#### Set problem:
Repeat, exactly and completely, the entries shown underneath.

#### Material to process:

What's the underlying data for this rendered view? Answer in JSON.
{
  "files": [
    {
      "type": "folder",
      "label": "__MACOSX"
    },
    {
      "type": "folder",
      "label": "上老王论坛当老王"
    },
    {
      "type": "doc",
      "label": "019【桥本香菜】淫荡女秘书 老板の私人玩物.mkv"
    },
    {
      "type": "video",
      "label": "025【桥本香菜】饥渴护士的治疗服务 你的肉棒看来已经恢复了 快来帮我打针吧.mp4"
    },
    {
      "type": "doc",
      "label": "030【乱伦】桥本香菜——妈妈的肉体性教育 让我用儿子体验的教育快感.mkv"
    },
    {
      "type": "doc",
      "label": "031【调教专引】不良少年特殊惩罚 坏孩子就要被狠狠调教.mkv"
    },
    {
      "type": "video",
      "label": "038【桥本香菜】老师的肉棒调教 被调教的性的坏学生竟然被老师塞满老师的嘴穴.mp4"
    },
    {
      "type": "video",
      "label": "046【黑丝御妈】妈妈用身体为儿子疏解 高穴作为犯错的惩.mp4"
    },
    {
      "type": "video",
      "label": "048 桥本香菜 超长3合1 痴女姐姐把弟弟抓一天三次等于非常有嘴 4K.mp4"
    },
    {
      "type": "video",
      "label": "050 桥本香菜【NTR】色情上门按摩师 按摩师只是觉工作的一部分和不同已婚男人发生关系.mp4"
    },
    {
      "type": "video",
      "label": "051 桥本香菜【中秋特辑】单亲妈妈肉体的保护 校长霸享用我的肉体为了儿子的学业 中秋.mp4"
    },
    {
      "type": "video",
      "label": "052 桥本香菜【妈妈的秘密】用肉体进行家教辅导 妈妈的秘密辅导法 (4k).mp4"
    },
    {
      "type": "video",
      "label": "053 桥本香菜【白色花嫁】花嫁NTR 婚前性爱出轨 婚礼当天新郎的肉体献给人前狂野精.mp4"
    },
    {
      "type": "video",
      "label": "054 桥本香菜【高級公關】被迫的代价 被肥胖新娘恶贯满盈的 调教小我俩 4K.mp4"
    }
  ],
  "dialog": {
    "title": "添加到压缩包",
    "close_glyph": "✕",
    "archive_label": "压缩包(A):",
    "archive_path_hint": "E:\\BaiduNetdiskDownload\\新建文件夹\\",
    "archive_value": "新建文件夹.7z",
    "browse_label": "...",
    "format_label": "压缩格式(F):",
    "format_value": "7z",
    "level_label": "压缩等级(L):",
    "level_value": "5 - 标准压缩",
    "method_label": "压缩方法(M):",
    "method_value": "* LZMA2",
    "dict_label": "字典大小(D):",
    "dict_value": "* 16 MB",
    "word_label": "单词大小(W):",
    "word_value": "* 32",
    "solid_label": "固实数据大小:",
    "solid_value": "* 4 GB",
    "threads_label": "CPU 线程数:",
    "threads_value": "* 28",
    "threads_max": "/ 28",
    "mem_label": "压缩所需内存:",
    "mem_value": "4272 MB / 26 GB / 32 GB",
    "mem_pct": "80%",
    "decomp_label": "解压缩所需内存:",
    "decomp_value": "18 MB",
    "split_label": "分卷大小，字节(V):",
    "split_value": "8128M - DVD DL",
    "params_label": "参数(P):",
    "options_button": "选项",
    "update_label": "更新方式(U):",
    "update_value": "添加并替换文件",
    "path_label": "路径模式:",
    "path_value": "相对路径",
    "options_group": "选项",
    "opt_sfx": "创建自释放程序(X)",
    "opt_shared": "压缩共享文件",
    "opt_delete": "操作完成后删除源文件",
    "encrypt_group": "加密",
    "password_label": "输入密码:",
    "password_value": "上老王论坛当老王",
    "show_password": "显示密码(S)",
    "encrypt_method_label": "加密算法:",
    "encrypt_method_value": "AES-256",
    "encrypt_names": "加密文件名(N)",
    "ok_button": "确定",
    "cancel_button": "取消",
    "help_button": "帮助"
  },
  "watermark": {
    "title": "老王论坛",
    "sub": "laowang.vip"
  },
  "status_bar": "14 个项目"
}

#### Answer for this exercise:
What's the underlying data for this rendered view? Answer in JSON.
{
  "files": [
    {
      "type": "folder",
      "label": "__MACOSX"
    },
    {
      "type": "folder",
      "label": "上老王论坛当老王"
    },
    {
      "type": "doc",
      "label": "019【桥本香菜】淫荡女秘书 老板の私人玩物.mkv"
    },
    {
      "type": "video",
      "label": "025【桥本香菜】饥渴护士的治疗服务 你的肉棒看来已经恢复了 快来帮我打针吧.mp4"
    },
    {
      "type": "doc",
      "label": "030【乱伦】桥本香菜——妈妈的肉体性教育 让我用儿子体验的教育快感.mkv"
    },
    {
      "type": "doc",
      "label": "031【调教专引】不良少年特殊惩罚 坏孩子就要被狠狠调教.mkv"
    },
    {
      "type": "video",
      "label": "038【桥本香菜】老师的肉棒调教 被调教的性的坏学生竟然被老师塞满老师的嘴穴.mp4"
    },
    {
      "type": "video",
      "label": "046【黑丝御妈】妈妈用身体为儿子疏解 高穴作为犯错的惩.mp4"
    },
    {
      "type": "video",
      "label": "048 桥本香菜 超长3合1 痴女姐姐把弟弟抓一天三次等于非常有嘴 4K.mp4"
    },
    {
      "type": "video",
      "label": "050 桥本香菜【NTR】色情上门按摩师 按摩师只是觉工作的一部分和不同已婚男人发生关系.mp4"
    },
    {
      "type": "video",
      "label": "051 桥本香菜【中秋特辑】单亲妈妈肉体的保护 校长霸享用我的肉体为了儿子的学业 中秋.mp4"
    },
    {
      "type": "video",
      "label": "052 桥本香菜【妈妈的秘密】用肉体进行家教辅导 妈妈的秘密辅导法 (4k).mp4"
    },
    {
      "type": "video",
      "label": "053 桥本香菜【白色花嫁】花嫁NTR 婚前性爱出轨 婚礼当天新郎的肉体献给人前狂野精.mp4"
    },
    {
      "type": "video",
      "label": "054 桥本香菜【高級公關】被迫的代价 被肥胖新娘恶贯满盈的 调教小我俩 4K.mp4"
    }
  ],
  "dialog": {
    "title": "添加到压缩包",
    "close_glyph": "✕",
    "archive_label": "压缩包(A):",
    "archive_path_hint": "E:\\BaiduNetdiskDownload\\新建文件夹\\",
    "archive_value": "新建文件夹.7z",
    "browse_label": "...",
    "format_label": "压缩格式(F):",
    "format_value": "7z",
    "level_label": "压缩等级(L):",
    "level_value": "5 - 标准压缩",
    "method_label": "压缩方法(M):",
    "method_value": "* LZMA2",
    "dict_label": "字典大小(D):",
    "dict_value": "* 16 MB",
    "word_label": "单词大小(W):",
    "word_value": "* 32",
    "solid_label": "固实数据大小:",
    "solid_value": "* 4 GB",
    "threads_label": "CPU 线程数:",
    "threads_value": "* 28",
    "threads_max": "/ 28",
    "mem_label": "压缩所需内存:",
    "mem_value": "4272 MB / 26 GB / 32 GB",
    "mem_pct": "80%",
    "decomp_label": "解压缩所需内存:",
    "decomp_value": "18 MB",
    "split_label": "分卷大小，字节(V):",
    "split_value": "8128M - DVD DL",
    "params_label": "参数(P):",
    "options_button": "选项",
    "update_label": "更新方式(U):",
    "update_value": "添加并替换文件",
    "path_label": "路径模式:",
    "path_value": "相对路径",
    "options_group": "选项",
    "opt_sfx": "创建自释放程序(X)",
    "opt_shared": "压缩共享文件",
    "opt_delete": "操作完成后删除源文件",
    "encrypt_group": "加密",
    "password_label": "输入密码:",
    "password_value": "上老王论坛当老王",
    "show_password": "显示密码(S)",
    "encrypt_method_label": "加密算法:",
    "encrypt_method_value": "AES-256",
    "encrypt_names": "加密文件名(N)",
    "ok_button": "确定",
    "cancel_button": "取消",
    "help_button": "帮助"
  },
  "watermark": {
    "title": "老王论坛",
    "sub": "laowang.vip"
  },
  "status_bar": "14 个项目"
}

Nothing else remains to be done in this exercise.